Start Data

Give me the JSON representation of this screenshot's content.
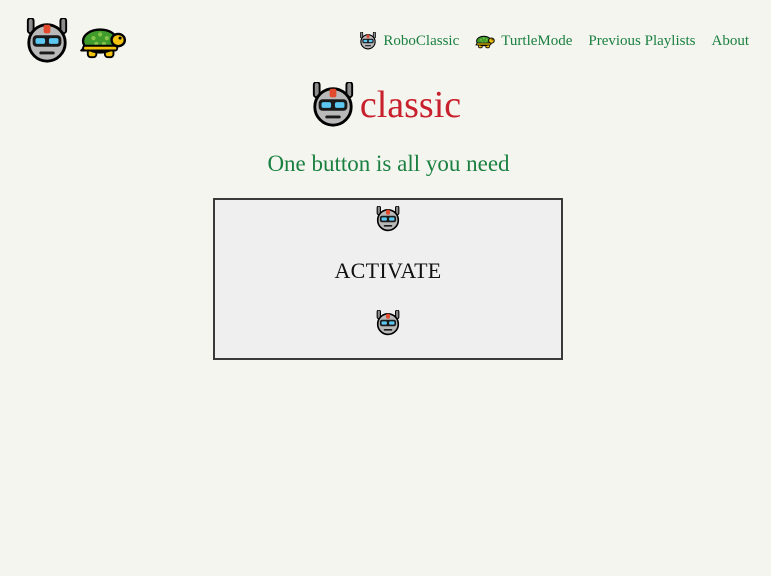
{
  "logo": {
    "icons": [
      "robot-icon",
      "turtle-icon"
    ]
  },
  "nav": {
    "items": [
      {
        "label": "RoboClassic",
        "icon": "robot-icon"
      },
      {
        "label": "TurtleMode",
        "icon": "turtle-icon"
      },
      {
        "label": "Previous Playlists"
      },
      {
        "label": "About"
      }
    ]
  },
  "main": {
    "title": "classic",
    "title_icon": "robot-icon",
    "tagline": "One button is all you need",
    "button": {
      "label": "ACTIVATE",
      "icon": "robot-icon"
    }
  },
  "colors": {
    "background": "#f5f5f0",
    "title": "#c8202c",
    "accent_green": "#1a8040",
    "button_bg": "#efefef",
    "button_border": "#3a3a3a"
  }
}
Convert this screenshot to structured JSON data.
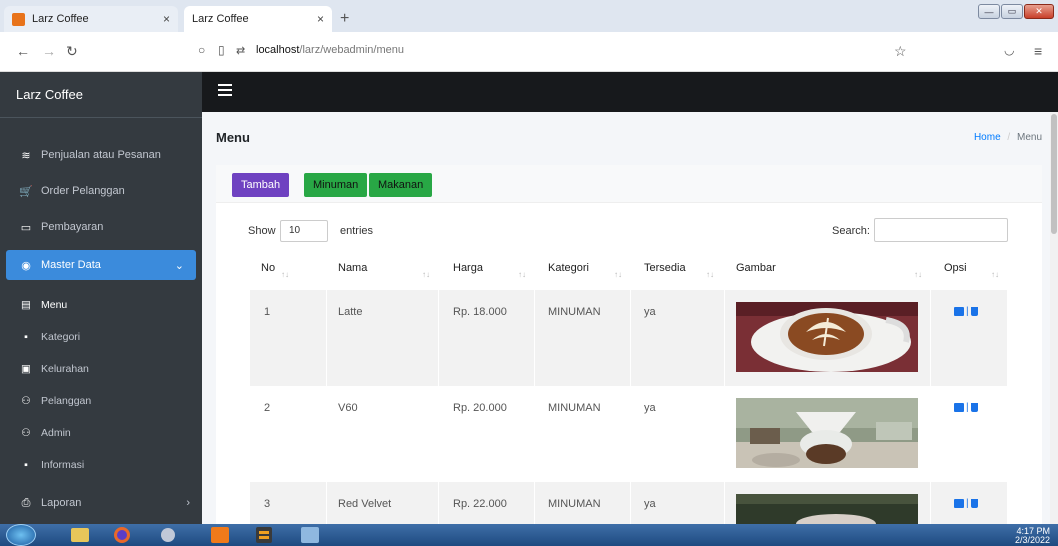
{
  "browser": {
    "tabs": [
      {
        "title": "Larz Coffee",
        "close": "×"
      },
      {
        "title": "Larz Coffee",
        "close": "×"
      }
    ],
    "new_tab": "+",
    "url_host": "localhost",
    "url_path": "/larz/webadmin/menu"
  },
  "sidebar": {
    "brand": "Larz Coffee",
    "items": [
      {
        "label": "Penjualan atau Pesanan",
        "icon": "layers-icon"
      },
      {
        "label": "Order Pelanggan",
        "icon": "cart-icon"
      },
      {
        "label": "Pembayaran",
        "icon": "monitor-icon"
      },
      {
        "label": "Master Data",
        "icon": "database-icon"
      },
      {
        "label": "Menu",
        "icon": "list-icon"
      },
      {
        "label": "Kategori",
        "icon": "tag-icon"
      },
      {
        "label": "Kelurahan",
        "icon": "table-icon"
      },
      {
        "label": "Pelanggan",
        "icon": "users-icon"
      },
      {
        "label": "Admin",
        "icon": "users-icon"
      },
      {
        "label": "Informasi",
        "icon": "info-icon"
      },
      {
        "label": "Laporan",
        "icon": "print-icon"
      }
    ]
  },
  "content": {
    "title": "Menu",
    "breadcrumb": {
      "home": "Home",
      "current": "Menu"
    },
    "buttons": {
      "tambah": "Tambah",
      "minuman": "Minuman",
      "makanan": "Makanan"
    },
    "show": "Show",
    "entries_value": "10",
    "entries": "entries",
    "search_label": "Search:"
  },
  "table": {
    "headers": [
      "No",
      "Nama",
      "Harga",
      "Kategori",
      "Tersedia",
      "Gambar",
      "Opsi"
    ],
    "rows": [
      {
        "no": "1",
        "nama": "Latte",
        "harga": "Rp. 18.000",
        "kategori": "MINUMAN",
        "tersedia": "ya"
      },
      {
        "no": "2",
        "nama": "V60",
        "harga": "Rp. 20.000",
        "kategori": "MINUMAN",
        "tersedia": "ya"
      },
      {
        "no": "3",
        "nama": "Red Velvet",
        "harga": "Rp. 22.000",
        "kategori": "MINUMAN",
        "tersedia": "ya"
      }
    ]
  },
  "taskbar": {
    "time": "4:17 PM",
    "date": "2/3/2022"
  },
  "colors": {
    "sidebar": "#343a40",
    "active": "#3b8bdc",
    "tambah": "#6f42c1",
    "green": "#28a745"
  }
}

End Data

To be done: Print every entry exactly as written, without the pictures.

Task solution:
Give me the JSON representation of this screenshot's content.
{
  "logo": {
    "icons": [
      "robot-icon",
      "turtle-icon"
    ]
  },
  "nav": {
    "items": [
      {
        "label": "RoboClassic",
        "icon": "robot-icon"
      },
      {
        "label": "TurtleMode",
        "icon": "turtle-icon"
      },
      {
        "label": "Previous Playlists"
      },
      {
        "label": "About"
      }
    ]
  },
  "main": {
    "title": "classic",
    "title_icon": "robot-icon",
    "tagline": "One button is all you need",
    "button": {
      "label": "ACTIVATE",
      "icon": "robot-icon"
    }
  },
  "colors": {
    "background": "#f5f5f0",
    "title": "#c8202c",
    "accent_green": "#1a8040",
    "button_bg": "#efefef",
    "button_border": "#3a3a3a"
  }
}
Convert this screenshot to structured JSON data.
{
  "browser": {
    "tabs": [
      {
        "title": "Larz Coffee",
        "close": "×"
      },
      {
        "title": "Larz Coffee",
        "close": "×"
      }
    ],
    "new_tab": "+",
    "url_host": "localhost",
    "url_path": "/larz/webadmin/menu"
  },
  "sidebar": {
    "brand": "Larz Coffee",
    "items": [
      {
        "label": "Penjualan atau Pesanan",
        "icon": "layers-icon"
      },
      {
        "label": "Order Pelanggan",
        "icon": "cart-icon"
      },
      {
        "label": "Pembayaran",
        "icon": "monitor-icon"
      },
      {
        "label": "Master Data",
        "icon": "database-icon"
      },
      {
        "label": "Menu",
        "icon": "list-icon"
      },
      {
        "label": "Kategori",
        "icon": "tag-icon"
      },
      {
        "label": "Kelurahan",
        "icon": "table-icon"
      },
      {
        "label": "Pelanggan",
        "icon": "users-icon"
      },
      {
        "label": "Admin",
        "icon": "users-icon"
      },
      {
        "label": "Informasi",
        "icon": "info-icon"
      },
      {
        "label": "Laporan",
        "icon": "print-icon"
      }
    ]
  },
  "content": {
    "title": "Menu",
    "breadcrumb": {
      "home": "Home",
      "current": "Menu"
    },
    "buttons": {
      "tambah": "Tambah",
      "minuman": "Minuman",
      "makanan": "Makanan"
    },
    "show": "Show",
    "entries_value": "10",
    "entries": "entries",
    "search_label": "Search:"
  },
  "table": {
    "headers": [
      "No",
      "Nama",
      "Harga",
      "Kategori",
      "Tersedia",
      "Gambar",
      "Opsi"
    ],
    "rows": [
      {
        "no": "1",
        "nama": "Latte",
        "harga": "Rp. 18.000",
        "kategori": "MINUMAN",
        "tersedia": "ya"
      },
      {
        "no": "2",
        "nama": "V60",
        "harga": "Rp. 20.000",
        "kategori": "MINUMAN",
        "tersedia": "ya"
      },
      {
        "no": "3",
        "nama": "Red Velvet",
        "harga": "Rp. 22.000",
        "kategori": "MINUMAN",
        "tersedia": "ya"
      }
    ]
  },
  "taskbar": {
    "time": "4:17 PM",
    "date": "2/3/2022"
  },
  "colors": {
    "sidebar": "#343a40",
    "active": "#3b8bdc",
    "tambah": "#6f42c1",
    "green": "#28a745"
  }
}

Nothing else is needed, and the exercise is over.